>> START

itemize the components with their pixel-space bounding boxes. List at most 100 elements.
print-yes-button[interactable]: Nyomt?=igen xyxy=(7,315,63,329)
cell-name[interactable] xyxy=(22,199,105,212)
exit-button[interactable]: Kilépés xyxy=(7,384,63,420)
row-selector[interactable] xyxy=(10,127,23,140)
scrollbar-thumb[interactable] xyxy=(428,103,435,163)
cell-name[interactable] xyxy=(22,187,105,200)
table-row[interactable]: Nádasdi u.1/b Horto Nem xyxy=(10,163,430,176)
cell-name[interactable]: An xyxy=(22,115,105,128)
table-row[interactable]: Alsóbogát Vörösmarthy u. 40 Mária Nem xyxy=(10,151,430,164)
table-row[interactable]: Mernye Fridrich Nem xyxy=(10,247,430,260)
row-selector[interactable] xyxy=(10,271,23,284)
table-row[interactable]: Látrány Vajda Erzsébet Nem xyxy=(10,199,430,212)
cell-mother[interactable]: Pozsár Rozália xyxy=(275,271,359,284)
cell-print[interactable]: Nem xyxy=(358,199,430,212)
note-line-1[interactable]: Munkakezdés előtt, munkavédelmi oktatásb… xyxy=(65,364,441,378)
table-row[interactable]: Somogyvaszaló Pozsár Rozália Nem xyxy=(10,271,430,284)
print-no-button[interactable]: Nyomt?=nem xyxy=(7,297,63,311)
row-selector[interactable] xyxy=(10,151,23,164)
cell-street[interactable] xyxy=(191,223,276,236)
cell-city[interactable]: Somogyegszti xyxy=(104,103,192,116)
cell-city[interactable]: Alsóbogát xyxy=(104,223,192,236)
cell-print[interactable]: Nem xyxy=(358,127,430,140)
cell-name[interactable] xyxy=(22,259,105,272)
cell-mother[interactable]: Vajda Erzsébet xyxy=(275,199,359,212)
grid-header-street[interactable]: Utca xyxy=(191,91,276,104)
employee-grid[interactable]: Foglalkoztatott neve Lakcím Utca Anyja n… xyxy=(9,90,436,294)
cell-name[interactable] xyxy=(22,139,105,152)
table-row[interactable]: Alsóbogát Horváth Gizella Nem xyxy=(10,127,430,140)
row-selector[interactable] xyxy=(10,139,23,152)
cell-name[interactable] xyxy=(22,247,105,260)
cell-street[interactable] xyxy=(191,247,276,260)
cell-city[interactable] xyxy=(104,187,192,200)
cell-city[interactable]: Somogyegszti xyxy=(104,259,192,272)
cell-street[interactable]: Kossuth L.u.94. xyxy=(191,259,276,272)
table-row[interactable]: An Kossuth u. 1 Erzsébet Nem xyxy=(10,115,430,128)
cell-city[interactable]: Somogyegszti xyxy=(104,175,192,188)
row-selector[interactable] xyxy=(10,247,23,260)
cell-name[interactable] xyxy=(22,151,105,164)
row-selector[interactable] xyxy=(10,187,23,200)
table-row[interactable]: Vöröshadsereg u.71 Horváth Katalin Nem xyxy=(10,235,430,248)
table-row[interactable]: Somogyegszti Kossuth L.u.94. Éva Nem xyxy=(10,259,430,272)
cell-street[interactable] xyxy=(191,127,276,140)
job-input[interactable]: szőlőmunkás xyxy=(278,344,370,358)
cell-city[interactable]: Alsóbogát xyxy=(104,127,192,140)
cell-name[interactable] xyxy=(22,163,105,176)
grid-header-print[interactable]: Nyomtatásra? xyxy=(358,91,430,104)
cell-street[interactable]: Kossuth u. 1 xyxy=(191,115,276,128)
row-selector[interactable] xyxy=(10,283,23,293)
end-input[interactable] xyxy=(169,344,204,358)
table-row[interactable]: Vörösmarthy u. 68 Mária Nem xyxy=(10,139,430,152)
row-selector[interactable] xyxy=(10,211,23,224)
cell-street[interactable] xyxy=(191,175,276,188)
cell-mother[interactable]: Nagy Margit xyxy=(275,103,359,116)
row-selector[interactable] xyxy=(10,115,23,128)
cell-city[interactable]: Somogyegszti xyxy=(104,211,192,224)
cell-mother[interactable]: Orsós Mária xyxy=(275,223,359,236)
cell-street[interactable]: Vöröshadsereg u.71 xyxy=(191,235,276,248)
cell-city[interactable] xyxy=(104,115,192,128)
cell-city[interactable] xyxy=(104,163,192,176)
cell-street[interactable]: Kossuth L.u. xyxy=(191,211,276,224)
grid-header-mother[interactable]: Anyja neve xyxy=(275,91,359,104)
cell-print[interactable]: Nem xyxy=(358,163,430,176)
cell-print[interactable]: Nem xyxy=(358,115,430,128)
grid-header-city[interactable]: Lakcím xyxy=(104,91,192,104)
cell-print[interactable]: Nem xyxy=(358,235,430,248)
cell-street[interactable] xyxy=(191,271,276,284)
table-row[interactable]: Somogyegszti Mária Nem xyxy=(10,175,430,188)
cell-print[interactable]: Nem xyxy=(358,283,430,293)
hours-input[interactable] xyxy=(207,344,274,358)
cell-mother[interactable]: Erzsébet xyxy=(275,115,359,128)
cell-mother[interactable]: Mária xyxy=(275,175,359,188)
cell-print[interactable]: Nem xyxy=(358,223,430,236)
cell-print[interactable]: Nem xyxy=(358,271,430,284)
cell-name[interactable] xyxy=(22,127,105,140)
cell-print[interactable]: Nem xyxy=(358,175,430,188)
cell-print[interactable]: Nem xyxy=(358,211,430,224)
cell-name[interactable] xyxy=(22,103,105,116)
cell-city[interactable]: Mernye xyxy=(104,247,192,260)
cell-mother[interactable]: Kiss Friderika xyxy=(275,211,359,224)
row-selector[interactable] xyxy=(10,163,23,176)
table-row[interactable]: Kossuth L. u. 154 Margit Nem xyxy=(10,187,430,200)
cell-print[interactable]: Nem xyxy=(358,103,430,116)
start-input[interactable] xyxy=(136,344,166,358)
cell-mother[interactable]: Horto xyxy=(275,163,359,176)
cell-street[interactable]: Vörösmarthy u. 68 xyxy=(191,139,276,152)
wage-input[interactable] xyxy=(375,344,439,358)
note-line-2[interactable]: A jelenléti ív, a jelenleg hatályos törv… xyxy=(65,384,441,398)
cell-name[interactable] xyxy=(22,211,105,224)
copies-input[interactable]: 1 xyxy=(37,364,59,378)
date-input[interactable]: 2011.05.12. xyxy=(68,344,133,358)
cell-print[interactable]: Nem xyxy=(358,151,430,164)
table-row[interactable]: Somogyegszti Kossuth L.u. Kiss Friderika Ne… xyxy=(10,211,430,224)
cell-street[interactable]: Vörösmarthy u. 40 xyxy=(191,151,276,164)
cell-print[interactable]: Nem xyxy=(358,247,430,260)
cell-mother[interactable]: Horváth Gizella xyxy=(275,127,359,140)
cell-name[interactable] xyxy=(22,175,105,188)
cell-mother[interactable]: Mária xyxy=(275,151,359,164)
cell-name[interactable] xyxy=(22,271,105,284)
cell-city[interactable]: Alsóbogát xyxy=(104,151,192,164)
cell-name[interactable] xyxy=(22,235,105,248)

>> END

#### GOAL:
Return all of the data above verbatim, reproducing every line without any alteration.

#### EXERCISE RESULT:
itemize the components with their pixel-space bounding boxes. List at most 100 elements.
print-yes-button[interactable]: Nyomt?=igen xyxy=(7,315,63,329)
cell-name[interactable] xyxy=(22,199,105,212)
exit-button[interactable]: Kilépés xyxy=(7,384,63,420)
row-selector[interactable] xyxy=(10,127,23,140)
scrollbar-thumb[interactable] xyxy=(428,103,435,163)
cell-name[interactable] xyxy=(22,187,105,200)
table-row[interactable]: Nádasdi u.1/b Horto Nem xyxy=(10,163,430,176)
cell-name[interactable]: An xyxy=(22,115,105,128)
table-row[interactable]: Alsóbogát Vörösmarthy u. 40 Mária Nem xyxy=(10,151,430,164)
table-row[interactable]: Mernye Fridrich Nem xyxy=(10,247,430,260)
row-selector[interactable] xyxy=(10,271,23,284)
table-row[interactable]: Látrány Vajda Erzsébet Nem xyxy=(10,199,430,212)
cell-mother[interactable]: Pozsár Rozália xyxy=(275,271,359,284)
cell-print[interactable]: Nem xyxy=(358,199,430,212)
note-line-1[interactable]: Munkakezdés előtt, munkavédelmi oktatásb… xyxy=(65,364,441,378)
table-row[interactable]: Somogyvaszaló Pozsár Rozália Nem xyxy=(10,271,430,284)
print-no-button[interactable]: Nyomt?=nem xyxy=(7,297,63,311)
row-selector[interactable] xyxy=(10,151,23,164)
cell-street[interactable] xyxy=(191,223,276,236)
cell-city[interactable]: Somogyegszti xyxy=(104,103,192,116)
cell-city[interactable]: Alsóbogát xyxy=(104,223,192,236)
cell-print[interactable]: Nem xyxy=(358,127,430,140)
cell-name[interactable] xyxy=(22,259,105,272)
cell-mother[interactable]: Vajda Erzsébet xyxy=(275,199,359,212)
grid-header-street[interactable]: Utca xyxy=(191,91,276,104)
employee-grid[interactable]: Foglalkoztatott neve Lakcím Utca Anyja n… xyxy=(9,90,436,294)
cell-name[interactable] xyxy=(22,139,105,152)
table-row[interactable]: Alsóbogát Horváth Gizella Nem xyxy=(10,127,430,140)
row-selector[interactable] xyxy=(10,139,23,152)
cell-name[interactable] xyxy=(22,247,105,260)
cell-street[interactable] xyxy=(191,247,276,260)
cell-city[interactable] xyxy=(104,187,192,200)
cell-city[interactable]: Somogyegszti xyxy=(104,259,192,272)
cell-street[interactable]: Kossuth L.u.94. xyxy=(191,259,276,272)
table-row[interactable]: An Kossuth u. 1 Erzsébet Nem xyxy=(10,115,430,128)
cell-city[interactable]: Somogyegszti xyxy=(104,175,192,188)
row-selector[interactable] xyxy=(10,247,23,260)
cell-name[interactable] xyxy=(22,151,105,164)
row-selector[interactable] xyxy=(10,187,23,200)
table-row[interactable]: Vöröshadsereg u.71 Horváth Katalin Nem xyxy=(10,235,430,248)
table-row[interactable]: Somogyegszti Kossuth L.u.94. Éva Nem xyxy=(10,259,430,272)
cell-street[interactable] xyxy=(191,127,276,140)
job-input[interactable]: szőlőmunkás xyxy=(278,344,370,358)
cell-city[interactable]: Alsóbogát xyxy=(104,127,192,140)
cell-name[interactable] xyxy=(22,163,105,176)
grid-header-print[interactable]: Nyomtatásra? xyxy=(358,91,430,104)
cell-street[interactable]: Kossuth u. 1 xyxy=(191,115,276,128)
row-selector[interactable] xyxy=(10,283,23,293)
end-input[interactable] xyxy=(169,344,204,358)
table-row[interactable]: Vörösmarthy u. 68 Mária Nem xyxy=(10,139,430,152)
row-selector[interactable] xyxy=(10,211,23,224)
cell-street[interactable] xyxy=(191,175,276,188)
cell-mother[interactable]: Nagy Margit xyxy=(275,103,359,116)
row-selector[interactable] xyxy=(10,115,23,128)
cell-city[interactable]: Somogyegszti xyxy=(104,211,192,224)
cell-mother[interactable]: Orsós Mária xyxy=(275,223,359,236)
cell-street[interactable]: Vöröshadsereg u.71 xyxy=(191,235,276,248)
cell-city[interactable] xyxy=(104,115,192,128)
cell-city[interactable] xyxy=(104,163,192,176)
cell-street[interactable]: Kossuth L.u. xyxy=(191,211,276,224)
grid-header-mother[interactable]: Anyja neve xyxy=(275,91,359,104)
cell-print[interactable]: Nem xyxy=(358,163,430,176)
cell-print[interactable]: Nem xyxy=(358,115,430,128)
grid-header-city[interactable]: Lakcím xyxy=(104,91,192,104)
cell-print[interactable]: Nem xyxy=(358,235,430,248)
cell-street[interactable] xyxy=(191,271,276,284)
table-row[interactable]: Somogyegszti Mária Nem xyxy=(10,175,430,188)
cell-print[interactable]: Nem xyxy=(358,283,430,293)
hours-input[interactable] xyxy=(207,344,274,358)
cell-mother[interactable]: Erzsébet xyxy=(275,115,359,128)
cell-mother[interactable]: Mária xyxy=(275,175,359,188)
cell-print[interactable]: Nem xyxy=(358,223,430,236)
cell-print[interactable]: Nem xyxy=(358,271,430,284)
cell-name[interactable] xyxy=(22,127,105,140)
cell-print[interactable]: Nem xyxy=(358,175,430,188)
cell-print[interactable]: Nem xyxy=(358,211,430,224)
cell-name[interactable] xyxy=(22,103,105,116)
cell-city[interactable]: Mernye xyxy=(104,247,192,260)
cell-mother[interactable]: Kiss Friderika xyxy=(275,211,359,224)
row-selector[interactable] xyxy=(10,163,23,176)
table-row[interactable]: Kossuth L. u. 154 Margit Nem xyxy=(10,187,430,200)
cell-print[interactable]: Nem xyxy=(358,103,430,116)
start-input[interactable] xyxy=(136,344,166,358)
cell-mother[interactable]: Horto xyxy=(275,163,359,176)
cell-street[interactable]: Vörösmarthy u. 68 xyxy=(191,139,276,152)
wage-input[interactable] xyxy=(375,344,439,358)
note-line-2[interactable]: A jelenléti ív, a jelenleg hatályos törv… xyxy=(65,384,441,398)
cell-name[interactable] xyxy=(22,211,105,224)
copies-input[interactable]: 1 xyxy=(37,364,59,378)
date-input[interactable]: 2011.05.12. xyxy=(68,344,133,358)
cell-print[interactable]: Nem xyxy=(358,151,430,164)
table-row[interactable]: Somogyegszti Kossuth L.u. Kiss Friderika Ne… xyxy=(10,211,430,224)
cell-street[interactable]: Vörösmarthy u. 40 xyxy=(191,151,276,164)
cell-print[interactable]: Nem xyxy=(358,247,430,260)
cell-mother[interactable]: Horváth Gizella xyxy=(275,127,359,140)
cell-name[interactable] xyxy=(22,175,105,188)
cell-mother[interactable]: Mária xyxy=(275,151,359,164)
cell-name[interactable] xyxy=(22,271,105,284)
cell-city[interactable]: Alsóbogát xyxy=(104,151,192,164)
cell-name[interactable] xyxy=(22,235,105,248)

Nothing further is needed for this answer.